[Start of Entries]
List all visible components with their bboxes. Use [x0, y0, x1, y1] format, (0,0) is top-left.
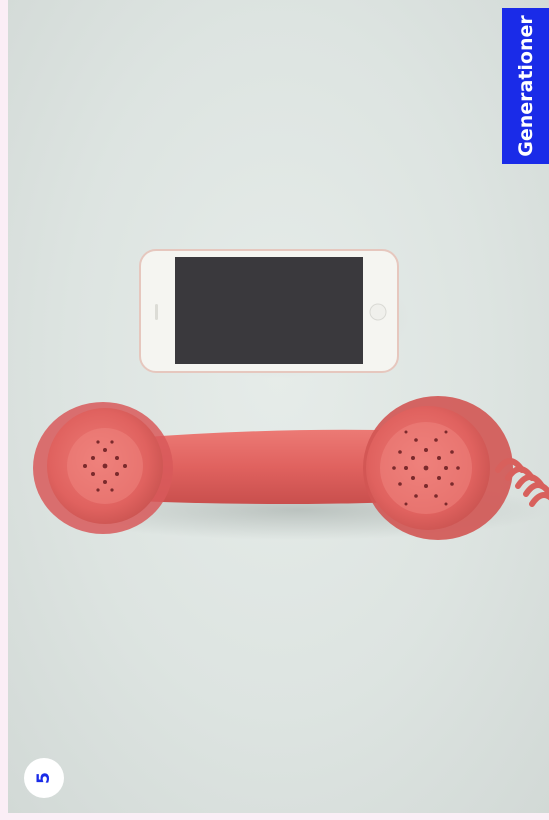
photo-background: Generationer: [8, 0, 549, 813]
page-number: 5: [34, 772, 54, 784]
photo-illustration: [33, 249, 549, 540]
section-tag: Generationer: [502, 8, 549, 164]
retro-telephone-handset-icon: [33, 396, 549, 540]
page-number-badge: 5: [24, 758, 64, 798]
smartphone-icon: [139, 249, 410, 378]
section-tag-label: Generationer: [514, 15, 537, 157]
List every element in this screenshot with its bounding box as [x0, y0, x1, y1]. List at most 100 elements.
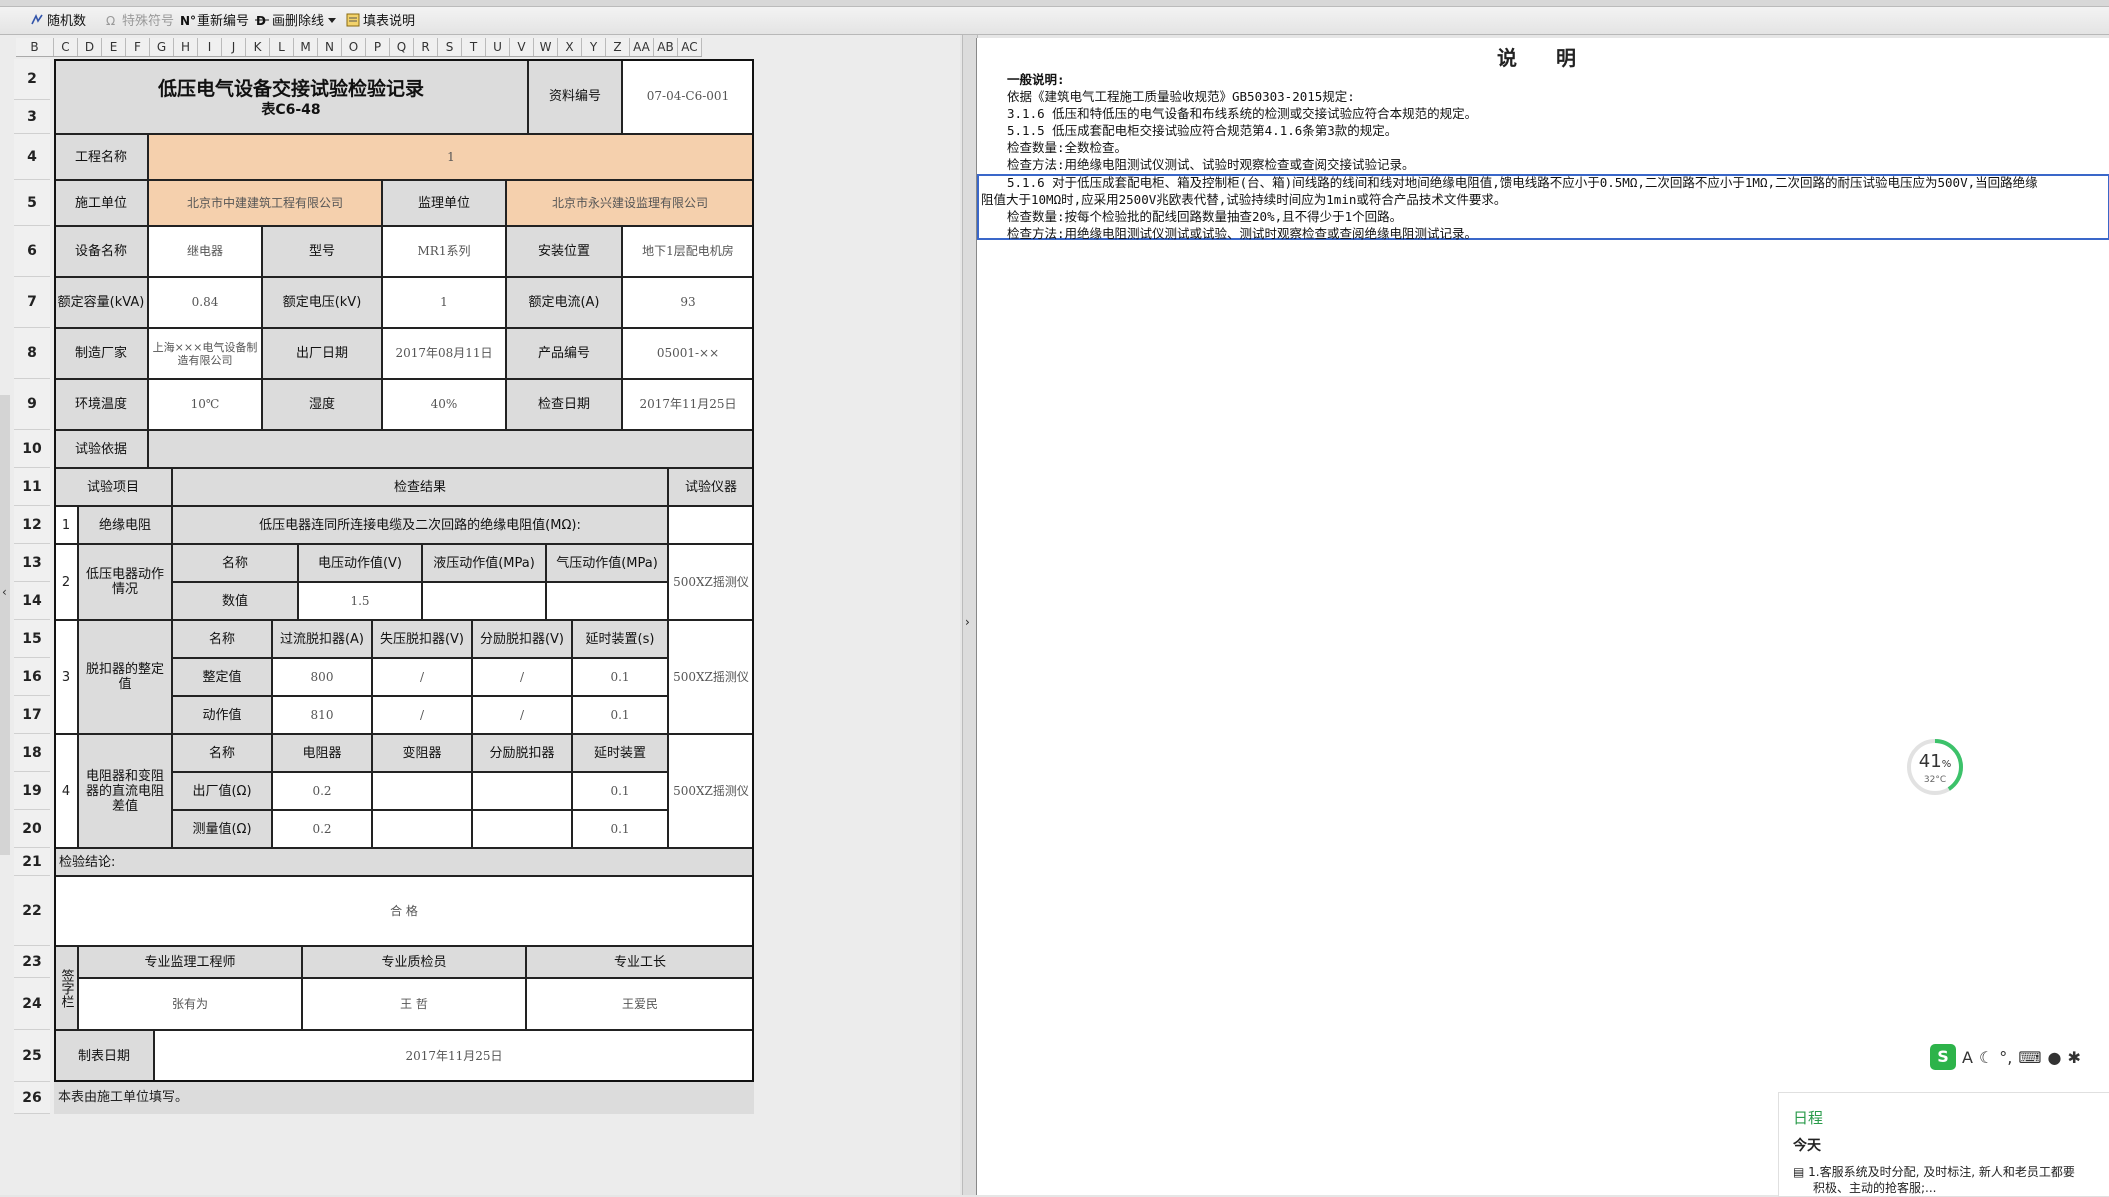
row-header[interactable]: 3: [14, 100, 50, 134]
column-header[interactable]: G: [150, 38, 174, 56]
humidity-value[interactable]: 40%: [382, 379, 506, 430]
project-name-value[interactable]: 1: [148, 134, 754, 180]
row-header[interactable]: 11: [14, 468, 50, 506]
column-header[interactable]: L: [270, 38, 294, 56]
column-header[interactable]: E: [102, 38, 126, 56]
column-header[interactable]: U: [486, 38, 510, 56]
s3-action-overcurrent[interactable]: 810: [272, 696, 372, 734]
s3-action-delay[interactable]: 0.1: [572, 696, 668, 734]
row-header[interactable]: 2: [14, 59, 50, 100]
row-header[interactable]: 4: [14, 134, 50, 180]
left-scroll-handle[interactable]: [0, 395, 10, 855]
keyboard-icon[interactable]: ⌨: [2018, 1048, 2041, 1067]
row-header[interactable]: 10: [14, 430, 50, 468]
s2-pneumatic-value[interactable]: [546, 582, 668, 620]
settings-icon[interactable]: ✱: [2067, 1048, 2080, 1067]
column-header[interactable]: M: [294, 38, 318, 56]
column-header[interactable]: K: [246, 38, 270, 56]
performance-gauge[interactable]: 41% 32°C: [1905, 737, 1965, 797]
fill-instructions-button[interactable]: 填表说明: [346, 13, 415, 31]
s2-hydraulic-value[interactable]: [422, 582, 546, 620]
row-header[interactable]: 12: [14, 506, 50, 544]
s4-factory-resistor[interactable]: 0.2: [272, 772, 372, 810]
contractor-value[interactable]: 北京市中建建筑工程有限公司: [148, 180, 382, 226]
row-header[interactable]: 19: [14, 772, 50, 810]
punctuation-icon[interactable]: °,: [1999, 1048, 2012, 1067]
row-header[interactable]: 22: [14, 876, 50, 946]
doc-no-value[interactable]: 07-04-C6-001: [622, 59, 754, 134]
current-value[interactable]: 93: [622, 277, 754, 328]
splitter-arrow-icon[interactable]: ›: [965, 615, 970, 629]
sogou-logo-icon[interactable]: S: [1930, 1044, 1956, 1070]
voltage-value[interactable]: 1: [382, 277, 506, 328]
row-header[interactable]: 25: [14, 1030, 50, 1082]
column-header[interactable]: S: [438, 38, 462, 56]
column-header[interactable]: J: [222, 38, 246, 56]
s4-measured-shunt[interactable]: [472, 810, 572, 848]
s4-measured-rheostat[interactable]: [372, 810, 472, 848]
row-header[interactable]: 20: [14, 810, 50, 848]
column-header[interactable]: AC: [678, 38, 702, 56]
factory-date-value[interactable]: 2017年08月11日: [382, 328, 506, 379]
microphone-icon[interactable]: ●: [2047, 1048, 2061, 1067]
column-header[interactable]: H: [174, 38, 198, 56]
schedule-item[interactable]: ▤ 1.客服系统及时分配, 及时标注, 新人和老员工都要: [1793, 1163, 2075, 1180]
conclusion-value[interactable]: 合 格: [54, 876, 754, 946]
dropdown-arrow[interactable]: [327, 13, 344, 31]
strikethrough-button[interactable]: D 画删除线: [255, 13, 324, 31]
capacity-value[interactable]: 0.84: [148, 277, 262, 328]
s4-instrument[interactable]: 500XZ摇测仪: [668, 734, 754, 848]
made-date-value[interactable]: 2017年11月25日: [154, 1030, 754, 1082]
renumber-button[interactable]: N° 重新编号: [180, 13, 249, 31]
row-header[interactable]: 24: [14, 978, 50, 1030]
row-header[interactable]: 21: [14, 848, 50, 876]
row-header[interactable]: 8: [14, 328, 50, 379]
s2-instrument[interactable]: 500XZ摇测仪: [668, 544, 754, 620]
column-header[interactable]: B: [16, 38, 54, 56]
check-date-value[interactable]: 2017年11月25日: [622, 379, 754, 430]
row-header[interactable]: 7: [14, 277, 50, 328]
row-header[interactable]: 14: [14, 582, 50, 620]
column-header[interactable]: D: [78, 38, 102, 56]
quality-inspector-name[interactable]: 王 哲: [302, 978, 526, 1030]
moon-icon[interactable]: ☾: [1979, 1048, 1993, 1067]
s4-factory-shunt[interactable]: [472, 772, 572, 810]
s3-setting-shunt[interactable]: /: [472, 658, 572, 696]
row-header[interactable]: 26: [14, 1082, 50, 1114]
insulation-instrument[interactable]: [668, 506, 754, 544]
row-header[interactable]: 5: [14, 180, 50, 226]
s4-factory-delay[interactable]: 0.1: [572, 772, 668, 810]
s3-setting-undervoltage[interactable]: /: [372, 658, 472, 696]
row-header[interactable]: 18: [14, 734, 50, 772]
row-header[interactable]: 15: [14, 620, 50, 658]
schedule-widget[interactable]: 日程 今天 ▤ 1.客服系统及时分配, 及时标注, 新人和老员工都要 积极、主动…: [1778, 1092, 2109, 1197]
column-header[interactable]: F: [126, 38, 150, 56]
temperature-value[interactable]: 10℃: [148, 379, 262, 430]
column-header[interactable]: T: [462, 38, 486, 56]
s4-factory-rheostat[interactable]: [372, 772, 472, 810]
row-header[interactable]: 17: [14, 696, 50, 734]
supervisor-value[interactable]: 北京市永兴建设监理有限公司: [506, 180, 754, 226]
random-number-button[interactable]: 随机数: [30, 13, 86, 31]
collapse-arrow-icon[interactable]: ‹: [2, 585, 7, 599]
s4-measured-resistor[interactable]: 0.2: [272, 810, 372, 848]
column-header[interactable]: R: [414, 38, 438, 56]
column-header[interactable]: N: [318, 38, 342, 56]
column-header[interactable]: O: [342, 38, 366, 56]
location-value[interactable]: 地下1层配电机房: [622, 226, 754, 277]
column-header[interactable]: P: [366, 38, 390, 56]
model-value[interactable]: MR1系列: [382, 226, 506, 277]
row-header[interactable]: 9: [14, 379, 50, 430]
column-header[interactable]: W: [534, 38, 558, 56]
test-basis-value[interactable]: [148, 430, 754, 468]
column-header[interactable]: Y: [582, 38, 606, 56]
s3-instrument[interactable]: 500XZ摇测仪: [668, 620, 754, 734]
row-header[interactable]: 6: [14, 226, 50, 277]
column-header[interactable]: AB: [654, 38, 678, 56]
row-header[interactable]: 16: [14, 658, 50, 696]
s3-action-shunt[interactable]: /: [472, 696, 572, 734]
special-symbol-button[interactable]: Ω 特殊符号: [105, 13, 174, 31]
ime-toolbar[interactable]: S A ☾ °, ⌨ ● ✱: [1930, 1042, 2081, 1072]
s4-measured-delay[interactable]: 0.1: [572, 810, 668, 848]
column-header[interactable]: X: [558, 38, 582, 56]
[End of Entries]
### [Aim]
Rewrite the records starting with the line that contains "row-header[interactable]: 3: [14, 100, 50, 134]" and going on through the line that contains "column-header[interactable]: E: [102, 38, 126, 56]", swapping "humidity-value" for "relative-humidity" and leaving everything else unchanged. Give only those lines.

### [Worked solution]
row-header[interactable]: 3: [14, 100, 50, 134]
column-header[interactable]: G: [150, 38, 174, 56]
relative-humidity[interactable]: 40%: [382, 379, 506, 430]
project-name-value[interactable]: 1: [148, 134, 754, 180]
row-header[interactable]: 11: [14, 468, 50, 506]
column-header[interactable]: L: [270, 38, 294, 56]
column-header[interactable]: E: [102, 38, 126, 56]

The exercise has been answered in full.